Extracted records
———
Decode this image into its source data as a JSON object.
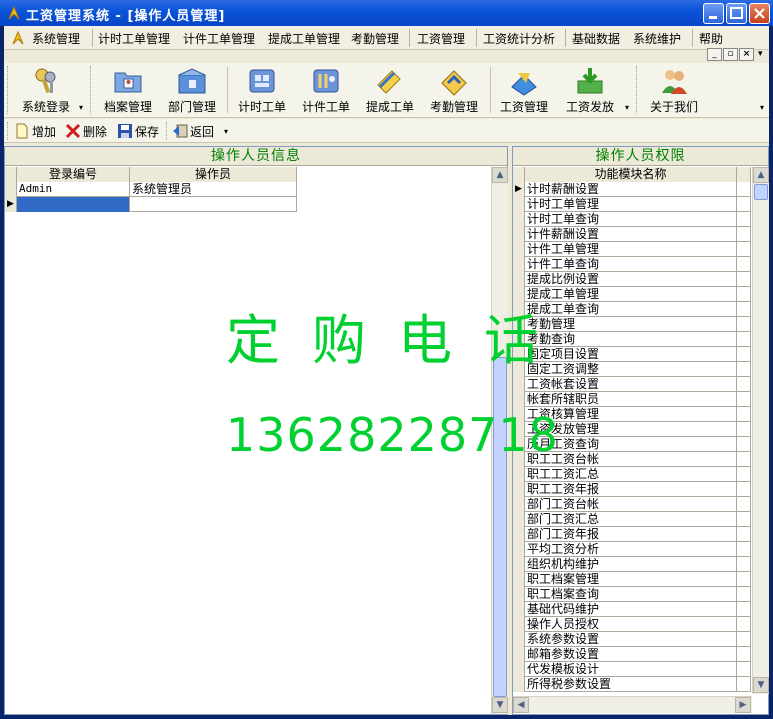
{
  "window": {
    "title": "工资管理系统 - [操作人员管理]"
  },
  "menu": [
    "系统管理",
    "计时工单管理",
    "计件工单管理",
    "提成工单管理",
    "考勤管理",
    "工资管理",
    "工资统计分析",
    "基础数据",
    "系统维护",
    "帮助"
  ],
  "toolbar": {
    "buttons": [
      {
        "label": "系统登录",
        "icon": "keys-icon"
      },
      {
        "label": "档案管理",
        "icon": "folder-icon"
      },
      {
        "label": "部门管理",
        "icon": "department-icon"
      },
      {
        "label": "计时工单",
        "icon": "timesheet-icon"
      },
      {
        "label": "计件工单",
        "icon": "piecework-icon"
      },
      {
        "label": "提成工单",
        "icon": "commission-icon"
      },
      {
        "label": "考勤管理",
        "icon": "attendance-icon"
      },
      {
        "label": "工资管理",
        "icon": "salary-icon"
      },
      {
        "label": "工资发放",
        "icon": "payout-icon"
      },
      {
        "label": "关于我们",
        "icon": "about-icon"
      }
    ]
  },
  "actions": {
    "add": "增加",
    "delete": "删除",
    "save": "保存",
    "back": "返回"
  },
  "left_panel": {
    "title": "操作人员信息",
    "columns": [
      "登录编号",
      "操作员"
    ],
    "rows": [
      [
        "Admin",
        "系统管理员"
      ],
      [
        "",
        ""
      ]
    ]
  },
  "right_panel": {
    "title": "操作人员权限",
    "column": "功能模块名称",
    "rows": [
      "计时薪酬设置",
      "计时工单管理",
      "计时工单查询",
      "计件薪酬设置",
      "计件工单管理",
      "计件工单查询",
      "提成比例设置",
      "提成工单管理",
      "提成工单查询",
      "考勤管理",
      "考勤查询",
      "固定项目设置",
      "固定工资调整",
      "工资帐套设置",
      "帐套所辖职员",
      "工资核算管理",
      "工资发放管理",
      "历月工资查询",
      "职工工资台帐",
      "职工工资汇总",
      "职工工资年报",
      "部门工资台帐",
      "部门工资汇总",
      "部门工资年报",
      "平均工资分析",
      "组织机构维护",
      "职工档案管理",
      "职工档案查询",
      "基础代码维护",
      "操作人员授权",
      "系统参数设置",
      "邮箱参数设置",
      "代发模板设计",
      "所得税参数设置"
    ]
  },
  "watermark": {
    "line1": "定购电话",
    "line2": "13628228718"
  },
  "colors": {
    "title_bar": "#0b55d8",
    "panel_header_text": "#008000",
    "watermark": "#00d030"
  }
}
———
> **Task to complete**: Each record must be quoted in full and exactly. Do not include the pictures.

> **Solution for this problem**:
Decode this image into its source data as a JSON object.
{
  "window": {
    "title": "工资管理系统 - [操作人员管理]"
  },
  "menu": [
    "系统管理",
    "计时工单管理",
    "计件工单管理",
    "提成工单管理",
    "考勤管理",
    "工资管理",
    "工资统计分析",
    "基础数据",
    "系统维护",
    "帮助"
  ],
  "toolbar": {
    "buttons": [
      {
        "label": "系统登录",
        "icon": "keys-icon"
      },
      {
        "label": "档案管理",
        "icon": "folder-icon"
      },
      {
        "label": "部门管理",
        "icon": "department-icon"
      },
      {
        "label": "计时工单",
        "icon": "timesheet-icon"
      },
      {
        "label": "计件工单",
        "icon": "piecework-icon"
      },
      {
        "label": "提成工单",
        "icon": "commission-icon"
      },
      {
        "label": "考勤管理",
        "icon": "attendance-icon"
      },
      {
        "label": "工资管理",
        "icon": "salary-icon"
      },
      {
        "label": "工资发放",
        "icon": "payout-icon"
      },
      {
        "label": "关于我们",
        "icon": "about-icon"
      }
    ]
  },
  "actions": {
    "add": "增加",
    "delete": "删除",
    "save": "保存",
    "back": "返回"
  },
  "left_panel": {
    "title": "操作人员信息",
    "columns": [
      "登录编号",
      "操作员"
    ],
    "rows": [
      [
        "Admin",
        "系统管理员"
      ],
      [
        "",
        ""
      ]
    ]
  },
  "right_panel": {
    "title": "操作人员权限",
    "column": "功能模块名称",
    "rows": [
      "计时薪酬设置",
      "计时工单管理",
      "计时工单查询",
      "计件薪酬设置",
      "计件工单管理",
      "计件工单查询",
      "提成比例设置",
      "提成工单管理",
      "提成工单查询",
      "考勤管理",
      "考勤查询",
      "固定项目设置",
      "固定工资调整",
      "工资帐套设置",
      "帐套所辖职员",
      "工资核算管理",
      "工资发放管理",
      "历月工资查询",
      "职工工资台帐",
      "职工工资汇总",
      "职工工资年报",
      "部门工资台帐",
      "部门工资汇总",
      "部门工资年报",
      "平均工资分析",
      "组织机构维护",
      "职工档案管理",
      "职工档案查询",
      "基础代码维护",
      "操作人员授权",
      "系统参数设置",
      "邮箱参数设置",
      "代发模板设计",
      "所得税参数设置"
    ]
  },
  "watermark": {
    "line1": "定购电话",
    "line2": "13628228718"
  },
  "colors": {
    "title_bar": "#0b55d8",
    "panel_header_text": "#008000",
    "watermark": "#00d030"
  }
}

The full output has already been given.